→ TEXTE FOURNI:
§
Conclusion de la deuxième partie

Comme le souligne Lucien Febvre (1942 : 419), le 16e siècle est un siècle qui veut croire. Croire en l’unité, la permanence des croyances et des idées, ce qui permet aux humanistes de mettre Platon et Hermès Trismégiste à la mode chrétienne. Croire en la possible pérennité du latin malgré les siècles écoulés depuis la chute de la romania, croire également en la supranationalité de la communauté intellectuelle, alors que la peregrinatio academica ne profite qu’aux grandes universités, que la querelle du libre arbitre déchire les humanistes, que le respect des canons cicéroniens divise les latinographes, et que les protestants sont loin d’adhérer au merveilleux chrétien des humanistes. Croire que la puissance royale passe par une langue unique, alors que durant le Moyen Âge, le plurilinguisme du territoire français était un symbole de l’étendue de cette même puissance royale. Le 16e siècle veut croire, mais aussi faire croire : faire croire, comme les intellectuels humanistes, en une vitalité du latin classique dans le but de se différencier des scolastiques, faire croire en une intercompréhension alors que Ramus souligne les difficultés liées à la communication latinophone. Faire croire en une unité nationale alors que seuls les intellectuels, qui ont tout avantage à adhérer à cette idéologie, sont sensibles au sentiment d’appartenance territoriale. Faire également croire en une unité linguistique, alors que seuls les travailleurs intellectuels dominent la langue de l’État-nation.
§
→ CONSIGNE: Indiquez si chaque affirmation concorde avec la conclusion de la deuxième partie : (a) au Moyen Âge, le plurilinguisme du territoire français symbolisait l'étendue de la puissance royale ; (b) la peregrinatio academica profite à toutes les universités ; (c) Ramus présente la communication en latin comme aisée. Pour chacune, répondez par oui ou non et citez mot pour mot le passage qui tranche.

→ RELEVÉ:
§
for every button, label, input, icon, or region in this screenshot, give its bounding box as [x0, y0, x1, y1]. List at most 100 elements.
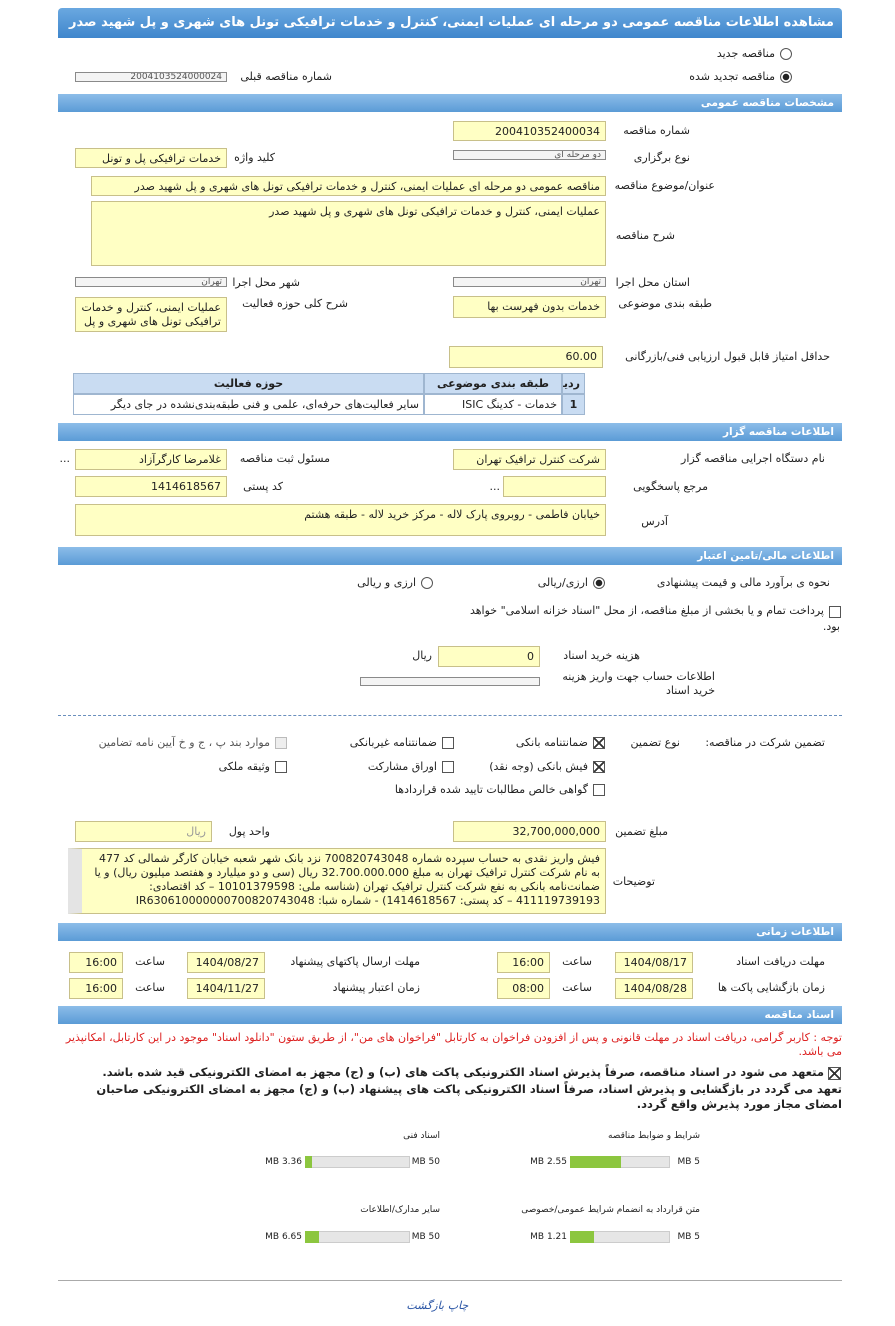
label: سایر مدارک/اطلاعات: [360, 1205, 440, 1215]
radio-button[interactable]: [780, 48, 792, 60]
checkbox[interactable]: [829, 606, 841, 618]
label: 50 MB: [411, 1157, 440, 1167]
input-field[interactable]: 1404/08/17: [615, 952, 693, 973]
input-field[interactable]: 1404/08/27: [187, 952, 265, 973]
label: اطلاعات حساب جهت واریز هزینه خرید اسناد: [562, 670, 715, 697]
label: عنوان/موضوع مناقصه: [614, 179, 715, 192]
checkbox[interactable]: [828, 1067, 841, 1080]
label: نوع تضمین: [630, 736, 680, 749]
section-header: اطلاعات زمانی: [58, 923, 842, 941]
checkbox[interactable]: [593, 737, 605, 749]
section-header: اطلاعات مالی/تامین اعتبار: [58, 547, 842, 565]
more-button[interactable]: ...: [59, 452, 71, 465]
label: شرایط و ضوابط مناقصه: [607, 1131, 700, 1141]
input-field[interactable]: عملیات ایمنی، کنترل و خدمات ترافیکی تونل…: [91, 201, 606, 266]
label: 2.55 MB: [530, 1157, 567, 1167]
input-field[interactable]: شرکت کنترل ترافیک تهران: [453, 449, 606, 470]
input-field[interactable]: فیش واریز نقدی به حساب سپرده شماره 70082…: [68, 848, 606, 914]
table-cell: خدمات - کدینگ ISIC: [424, 394, 562, 415]
checkbox[interactable]: [593, 761, 605, 773]
input-field[interactable]: 60.00: [449, 346, 603, 368]
table-header: حوزه فعالیت: [73, 373, 424, 394]
section-header: مشخصات مناقصه عمومی: [58, 94, 842, 112]
label: زمان اعتبار پیشنهاد: [332, 981, 420, 994]
label: ارزی و ریالی: [357, 576, 416, 589]
label: کلید واژه: [234, 151, 275, 164]
input-field[interactable]: 16:00: [497, 952, 550, 973]
select-field[interactable]: [360, 677, 540, 686]
more-button[interactable]: ...: [489, 480, 501, 493]
label: ساعت: [562, 981, 592, 994]
label: ارزی/ریالی: [537, 576, 588, 589]
label: شماره مناقصه قبلی: [240, 70, 332, 83]
checkbox[interactable]: [442, 737, 454, 749]
label: شرح کلی حوزه فعالیت: [242, 297, 348, 310]
print-link[interactable]: چاپ: [447, 1299, 469, 1312]
label: اوراق مشارکت: [367, 760, 437, 773]
section-header: اطلاعات مناقصه گزار: [58, 423, 842, 441]
label: شرح مناقصه: [615, 229, 675, 242]
checkbox[interactable]: [275, 761, 287, 773]
label: 1.21 MB: [530, 1232, 567, 1242]
checkbox[interactable]: [593, 784, 605, 796]
input-field[interactable]: [503, 476, 606, 497]
label: ساعت: [562, 955, 592, 968]
label: 3.36 MB: [265, 1157, 302, 1167]
select-field[interactable]: تهران: [453, 277, 606, 287]
label: فیش بانکی (وجه نقد): [489, 760, 588, 773]
input-field[interactable]: 200410352400034: [453, 121, 606, 141]
table-header: ردیف: [562, 373, 585, 394]
input-field[interactable]: ریال: [75, 821, 212, 842]
input-field[interactable]: مناقصه عمومی دو مرحله ای عملیات ایمنی، ک…: [91, 176, 606, 196]
radio-button[interactable]: [421, 577, 433, 589]
commitment: متعهد می شود در اسناد مناقصه، صرفاً پذیر…: [102, 1065, 824, 1079]
page-title: مشاهده اطلاعات مناقصه عمومی دو مرحله ای …: [58, 8, 842, 38]
label: مرجع پاسخگویی: [633, 480, 708, 493]
label: متن قرارداد به انضمام شرایط عمومی/خصوصی: [521, 1205, 700, 1215]
separator: [58, 715, 842, 716]
input-field[interactable]: 1404/11/27: [187, 978, 265, 999]
input-field[interactable]: خدمات ترافیکی پل و تونل: [75, 148, 227, 168]
input-field[interactable]: عملیات ایمنی، کنترل و خدمات ترافیکی تونل…: [75, 297, 227, 332]
radio-button[interactable]: [780, 71, 792, 83]
select-field[interactable]: 2004103524000024: [75, 72, 227, 82]
input-field[interactable]: 1414618567: [75, 476, 227, 497]
option-text: پرداخت تمام و یا بخشی از مبلغ مناقصه، از…: [469, 604, 840, 633]
label: استان محل اجرا: [615, 276, 690, 289]
input-field[interactable]: 16:00: [69, 978, 123, 999]
commitment: تعهد می گردد در بازگشایی و پذیرش اسناد، …: [96, 1082, 842, 1111]
label: ضمانتنامه بانکی: [515, 736, 588, 749]
input-field[interactable]: 08:00: [497, 978, 550, 999]
label: تضمین شرکت در مناقصه:: [705, 736, 825, 749]
checkbox[interactable]: [275, 737, 287, 749]
input-field[interactable]: 16:00: [69, 952, 123, 973]
label: شماره مناقصه: [623, 124, 690, 137]
radio-button[interactable]: [593, 577, 605, 589]
label: مناقصه تجدید شده: [689, 70, 775, 83]
section-header: اسناد مناقصه: [58, 1006, 842, 1024]
input-field[interactable]: 32,700,000,000: [453, 821, 606, 842]
input-field[interactable]: 0: [438, 646, 540, 667]
label: وثیقه ملکی: [218, 760, 270, 773]
input-field[interactable]: خدمات بدون فهرست بها: [453, 296, 606, 318]
label: مسئول ثبت مناقصه: [239, 452, 330, 465]
label: واحد پول: [228, 825, 270, 838]
select-field[interactable]: تهران: [75, 277, 227, 287]
input-field[interactable]: خیابان فاطمی - روبروی پارک لاله - مرکز خ…: [75, 504, 606, 536]
label: نحوه ی برآورد مالی و قیمت پیشنهادی: [656, 576, 830, 589]
label: مناقصه جدید: [716, 47, 775, 60]
label: مهلت ارسال پاکتهای پیشنهاد: [290, 955, 420, 968]
select-field[interactable]: دو مرحله ای: [453, 150, 606, 160]
back-link[interactable]: بازگشت: [406, 1299, 444, 1312]
size-used-bar: [305, 1231, 319, 1243]
input-field[interactable]: غلامرضا کارگرآزاد: [75, 449, 227, 470]
input-field[interactable]: 1404/08/28: [615, 978, 693, 999]
checkbox[interactable]: [442, 761, 454, 773]
label: طبقه بندی موضوعی: [618, 297, 712, 310]
label: مهلت دریافت اسناد: [736, 955, 825, 968]
divider: [58, 1280, 842, 1281]
label: ریال: [412, 649, 432, 662]
label: 6.65 MB: [265, 1232, 302, 1242]
label: شهر محل اجرا: [232, 276, 300, 289]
§
→ RÉSULTAT:
(a) Oui : « durant le Moyen Âge, le plurilinguisme du territoire français était un symbole de l’étendue de cette même puissance royale »
(b) Non : « la peregrinatio academica ne profite qu’aux grandes universités »
(c) Non : « Ramus souligne les difficultés liées à la communication latinophone »